** GOAL **
Which lines run from the line with "Give me a plain-text" to the end of the entries? Write out exactly those, leaving out the pictures.

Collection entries

☆ ☆ ☆ ☆ ☆

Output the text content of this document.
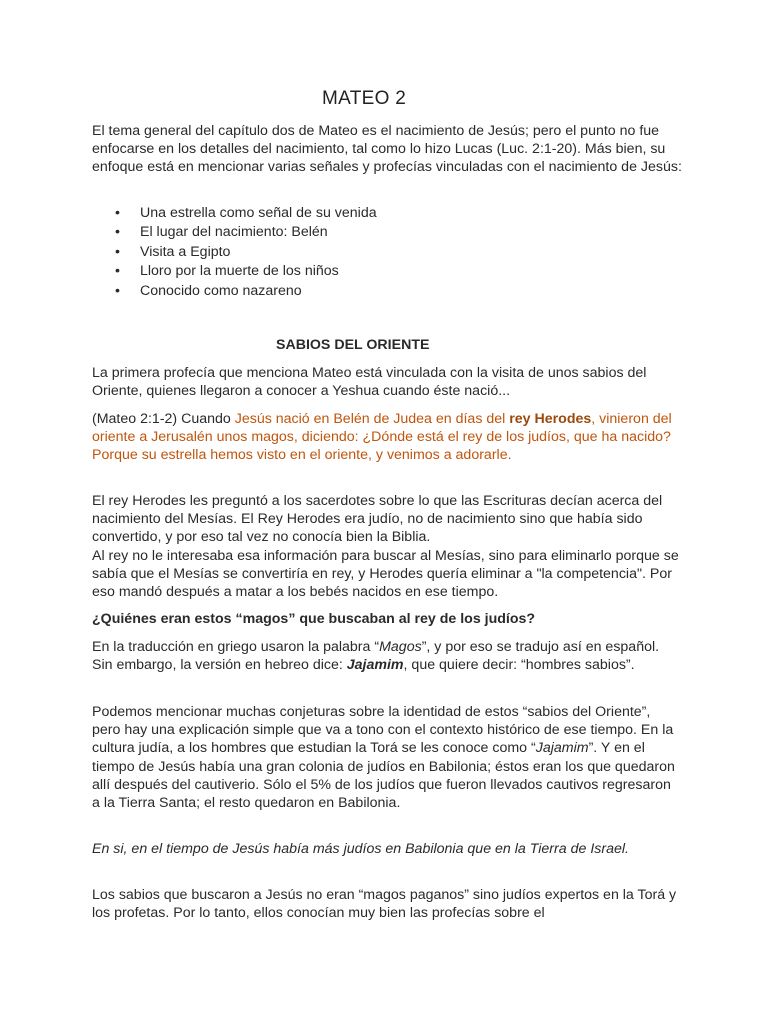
MATEO 2

El tema general del capítulo dos de Mateo es el nacimiento de Jesús; pero el punto no fue enfocarse en los detalles del nacimiento, tal como lo hizo Lucas (Luc. 2:1-20). Más bien, su enfoque está en mencionar varias señales y profecías vinculadas con el nacimiento de Jesús:

• Una estrella como señal de su venida
• El lugar del nacimiento: Belén
• Visita a Egipto
• Lloro por la muerte de los niños
• Conocido como nazareno
SABIOS DEL ORIENTE

La primera profecía que menciona Mateo está vinculada con la visita de unos sabios del Oriente, quienes llegaron a conocer a Yeshua cuando éste nació...

(Mateo 2:1-2) Cuando Jesús nació en Belén de Judea en días del rey Herodes, vinieron del oriente a Jerusalén unos magos, diciendo: ¿Dónde está el rey de los judíos, que ha nacido? Porque su estrella hemos visto en el oriente, y venimos a adorarle.

El rey Herodes les preguntó a los sacerdotes sobre lo que las Escrituras decían acerca del nacimiento del Mesías. El Rey Herodes era judío, no de nacimiento sino que había sido convertido, y por eso tal vez no conocía bien la Biblia.
Al rey no le interesaba esa información para buscar al Mesías, sino para eliminarlo porque se sabía que el Mesías se convertiría en rey, y Herodes quería eliminar a "la competencia". Por eso mandó después a matar a los bebés nacidos en ese tiempo.

¿Quiénes eran estos “magos” que buscaban al rey de los judíos?

En la traducción en griego usaron la palabra “Magos”, y por eso se tradujo así en español. Sin embargo, la versión en hebreo dice: Jajamim, que quiere decir: “hombres sabios”.

Podemos mencionar muchas conjeturas sobre la identidad de estos “sabios del Oriente”, pero hay una explicación simple que va a tono con el contexto histórico de ese tiempo. En la cultura judía, a los hombres que estudian la Torá se les conoce como “Jajamim”. Y en el tiempo de Jesús había una gran colonia de judíos en Babilonia; éstos eran los que quedaron allí después del cautiverio. Sólo el 5% de los judíos que fueron llevados cautivos regresaron a la Tierra Santa; el resto quedaron en Babilonia.

En si, en el tiempo de Jesús había más judíos en Babilonia que en la Tierra de Israel.

Los sabios que buscaron a Jesús no eran “magos paganos” sino judíos expertos en la Torá y los profetas. Por lo tanto, ellos conocían muy bien las profecías sobre el
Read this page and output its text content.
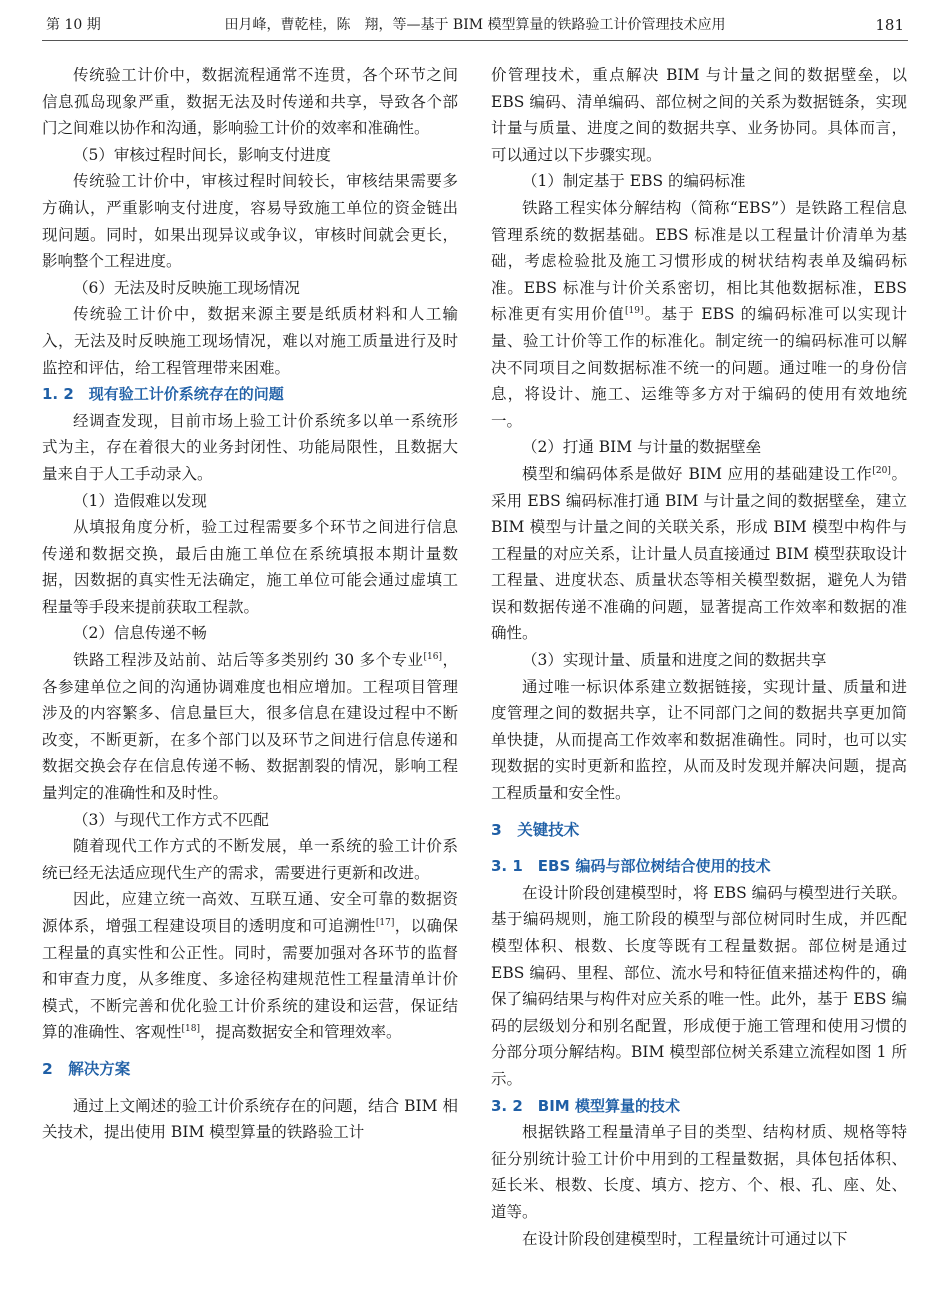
第 10 期	田月峰，曹乾桂，陈　翔，等—基于 BIM 模型算量的铁路验工计价管理技术应用	181

传统验工计价中，数据流程通常不连贯，各个环节之间信息孤岛现象严重，数据无法及时传递和共享，导致各个部门之间难以协作和沟通，影响验工计价的效率和准确性。

（5）审核过程时间长，影响支付进度

传统验工计价中，审核过程时间较长，审核结果需要多方确认，严重影响支付进度，容易导致施工单位的资金链出现问题。同时，如果出现异议或争议，审核时间就会更长，影响整个工程进度。

（6）无法及时反映施工现场情况

传统验工计价中，数据来源主要是纸质材料和人工输入，无法及时反映施工现场情况，难以对施工质量进行及时监控和评估，给工程管理带来困难。

1. 2　现有验工计价系统存在的问题

经调查发现，目前市场上验工计价系统多以单一系统形式为主，存在着很大的业务封闭性、功能局限性，且数据大量来自于人工手动录入。

（1）造假难以发现

从填报角度分析，验工过程需要多个环节之间进行信息传递和数据交换，最后由施工单位在系统填报本期计量数据，因数据的真实性无法确定，施工单位可能会通过虚填工程量等手段来提前获取工程款。

（2）信息传递不畅

铁路工程涉及站前、站后等多类别约 30 多个专业[16]，各参建单位之间的沟通协调难度也相应增加。工程项目管理涉及的内容繁多、信息量巨大，很多信息在建设过程中不断改变，不断更新，在多个部门以及环节之间进行信息传递和数据交换会存在信息传递不畅、数据割裂的情况，影响工程量判定的准确性和及时性。

（3）与现代工作方式不匹配

随着现代工作方式的不断发展，单一系统的验工计价系统已经无法适应现代生产的需求，需要进行更新和改进。

因此，应建立统一高效、互联互通、安全可靠的数据资源体系，增强工程建设项目的透明度和可追溯性[17]，以确保工程量的真实性和公正性。同时，需要加强对各环节的监督和审查力度，从多维度、多途径构建规范性工程量清单计价模式，不断完善和优化验工计价系统的建设和运营，保证结算的准确性、客观性[18]，提高数据安全和管理效率。

2　解决方案

通过上文阐述的验工计价系统存在的问题，结合 BIM 相关技术，提出使用 BIM 模型算量的铁路验工计

价管理技术，重点解决 BIM 与计量之间的数据壁垒，以 EBS 编码、清单编码、部位树之间的关系为数据链条，实现计量与质量、进度之间的数据共享、业务协同。具体而言，可以通过以下步骤实现。

（1）制定基于 EBS 的编码标准

铁路工程实体分解结构（简称“EBS”）是铁路工程信息管理系统的数据基础。EBS 标准是以工程量计价清单为基础，考虑检验批及施工习惯形成的树状结构表单及编码标准。EBS 标准与计价关系密切，相比其他数据标准，EBS 标准更有实用价值[19]。基于 EBS 的编码标准可以实现计量、验工计价等工作的标准化。制定统一的编码标准可以解决不同项目之间数据标准不统一的问题。通过唯一的身份信息，将设计、施工、运维等多方对于编码的使用有效地统一。

（2）打通 BIM 与计量的数据壁垒

模型和编码体系是做好 BIM 应用的基础建设工作[20]。采用 EBS 编码标准打通 BIM 与计量之间的数据壁垒，建立 BIM 模型与计量之间的关联关系，形成 BIM 模型中构件与工程量的对应关系，让计量人员直接通过 BIM 模型获取设计工程量、进度状态、质量状态等相关模型数据，避免人为错误和数据传递不准确的问题，显著提高工作效率和数据的准确性。

（3）实现计量、质量和进度之间的数据共享

通过唯一标识体系建立数据链接，实现计量、质量和进度管理之间的数据共享，让不同部门之间的数据共享更加简单快捷，从而提高工作效率和数据准确性。同时，也可以实现数据的实时更新和监控，从而及时发现并解决问题，提高工程质量和安全性。

3　关键技术

3. 1　EBS 编码与部位树结合使用的技术

在设计阶段创建模型时，将 EBS 编码与模型进行关联。基于编码规则，施工阶段的模型与部位树同时生成，并匹配模型体积、根数、长度等既有工程量数据。部位树是通过 EBS 编码、里程、部位、流水号和特征值来描述构件的，确保了编码结果与构件对应关系的唯一性。此外，基于 EBS 编码的层级划分和别名配置，形成便于施工管理和使用习惯的分部分项分解结构。BIM 模型部位树关系建立流程如图 1 所示。

3. 2　BIM 模型算量的技术

根据铁路工程量清单子目的类型、结构材质、规格等特征分别统计验工计价中用到的工程量数据，具体包括体积、延长米、根数、长度、填方、挖方、个、根、孔、座、处、道等。

在设计阶段创建模型时，工程量统计可通过以下
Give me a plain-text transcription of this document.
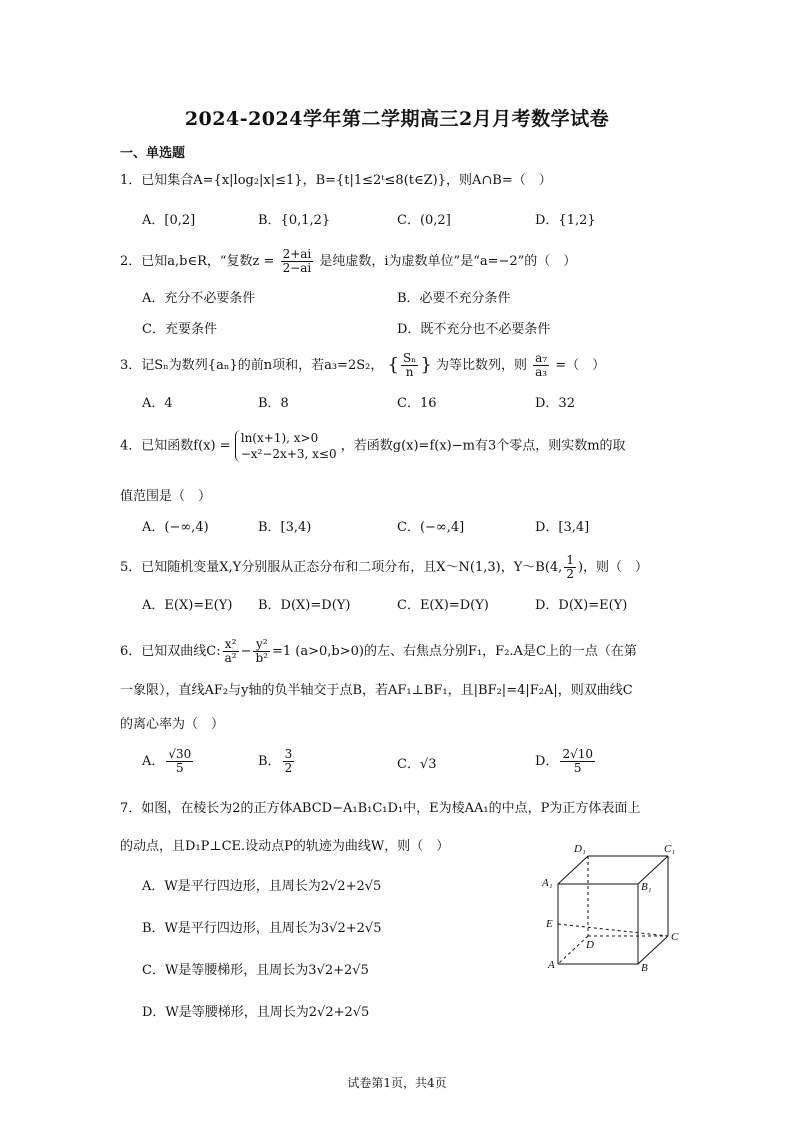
2024-2024学年第二学期高三2月月考数学试卷
一、单选题
1．已知集合A={x|log₂|x|≤1}，B={t|1≤2ᵗ≤8(t∈Z)}，则A∩B=（　）
A．[0,2]	B．{0,1,2}	C．(0,2]	D．{1,2}
2．已知a,b∈R，“复数$z = \frac{2+ai}{2-ai}$ 是纯虚数，i为虚数单位”是“a=−2”的（　）
A．充分不必要条件	B．必要不充分条件
C．充要条件	D．既不充分也不必要条件
3．记Sₙ为数列{aₙ}的前n项和，若a₃=2S₂， { $\frac{\text{Sₙ}}{n}$ } 为等比数列，则 $\frac{\text{a₇}}{\text{a₃}}$ =（　）
A．4	B．8	C．16	D．32
4．已知函数f(x) =
ln(x+1), x>0
−x²−2x+3, x≤0
，若函数g(x)=f(x)−m有3个零点，则实数m的取
值范围是（　）
A．(−∞,4)	B．[3,4)	C．(−∞,4]	D．[3,4]
5．已知随机变量X,Y分别服从正态分布和二项分布，且X～N(1,3)，Y～B(4, $\frac{1}{2}$ )，则（　）
A．E(X)=E(Y) B．D(X)=D(Y)	C．E(X)=D(Y)	D．D(X)=E(Y)
6．已知双曲线C: $\frac{\text{x²}}{\text{a²}} - \frac{\text{y²}}{\text{b²}} =1$ (a>0,b>0)的左、右焦点分别F₁，F₂.A是C上的一点（在第
一象限），直线AF₂与y轴的负半轴交于点B，若AF₁⊥BF₁，且|BF₂|=4|F₂A|，则双曲线C
的离心率为（　）
A． $\frac{√30}{5}$	B． $\frac{3}{2}$	C．√3	D． $\frac{2√10}{5}$
7．如图，在棱长为2的正方体ABCD−A₁B₁C₁D₁中，E为棱AA₁的中点，P为正方体表面上
的动点，且D₁P⊥CE.设动点P的轨迹为曲线W，则（　）
A．W是平行四边形，且周长为2√2+2√5
B．W是平行四边形，且周长为3√2+2√5
C．W是等腰梯形，且周长为3√2+2√5
D．W是等腰梯形，且周长为2√2+2√5
D₁	C₁
A₁	B₁
E
D
C
A	B
试卷第1页，共4页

☆ ☆ ☆ ☆ ☆

** ANSWER FOR THE TASK **
Give me a plain-text transcription of this document.
2024-2024学年第二学期高三2月月考数学试卷
一、单选题
1．已知集合A={x|log₂|x|≤1}，B={t|1≤2ᵗ≤8(t∈Z)}，则A∩B=（　）
A．[0,2]	B．{0,1,2}	C．(0,2]	D．{1,2}
2．已知a,b∈R，“复数$z = \frac{2+ai}{2-ai}$ 是纯虚数，i为虚数单位”是“a=−2”的（　）
A．充分不必要条件	B．必要不充分条件
C．充要条件	D．既不充分也不必要条件
3．记Sₙ为数列{aₙ}的前n项和，若a₃=2S₂， { $\frac{\text{Sₙ}}{n}$ } 为等比数列，则 $\frac{\text{a₇}}{\text{a₃}}$ =（　）
A．4	B．8	C．16	D．32
4．已知函数f(x) =
ln(x+1), x>0
−x²−2x+3, x≤0
，若函数g(x)=f(x)−m有3个零点，则实数m的取
值范围是（　）
A．(−∞,4)	B．[3,4)	C．(−∞,4]	D．[3,4]
5．已知随机变量X,Y分别服从正态分布和二项分布，且X～N(1,3)，Y～B(4, $\frac{1}{2}$ )，则（　）
A．E(X)=E(Y) B．D(X)=D(Y)	C．E(X)=D(Y)	D．D(X)=E(Y)
6．已知双曲线C: $\frac{\text{x²}}{\text{a²}} - \frac{\text{y²}}{\text{b²}} =1$ (a>0,b>0)的左、右焦点分别F₁，F₂.A是C上的一点（在第
一象限），直线AF₂与y轴的负半轴交于点B，若AF₁⊥BF₁，且|BF₂|=4|F₂A|，则双曲线C
的离心率为（　）
A． $\frac{√30}{5}$	B． $\frac{3}{2}$	C．√3	D． $\frac{2√10}{5}$
7．如图，在棱长为2的正方体ABCD−A₁B₁C₁D₁中，E为棱AA₁的中点，P为正方体表面上
的动点，且D₁P⊥CE.设动点P的轨迹为曲线W，则（　）
A．W是平行四边形，且周长为2√2+2√5
B．W是平行四边形，且周长为3√2+2√5
C．W是等腰梯形，且周长为3√2+2√5
D．W是等腰梯形，且周长为2√2+2√5
D₁	C₁
A₁	B₁
E
D
C
A	B
试卷第1页，共4页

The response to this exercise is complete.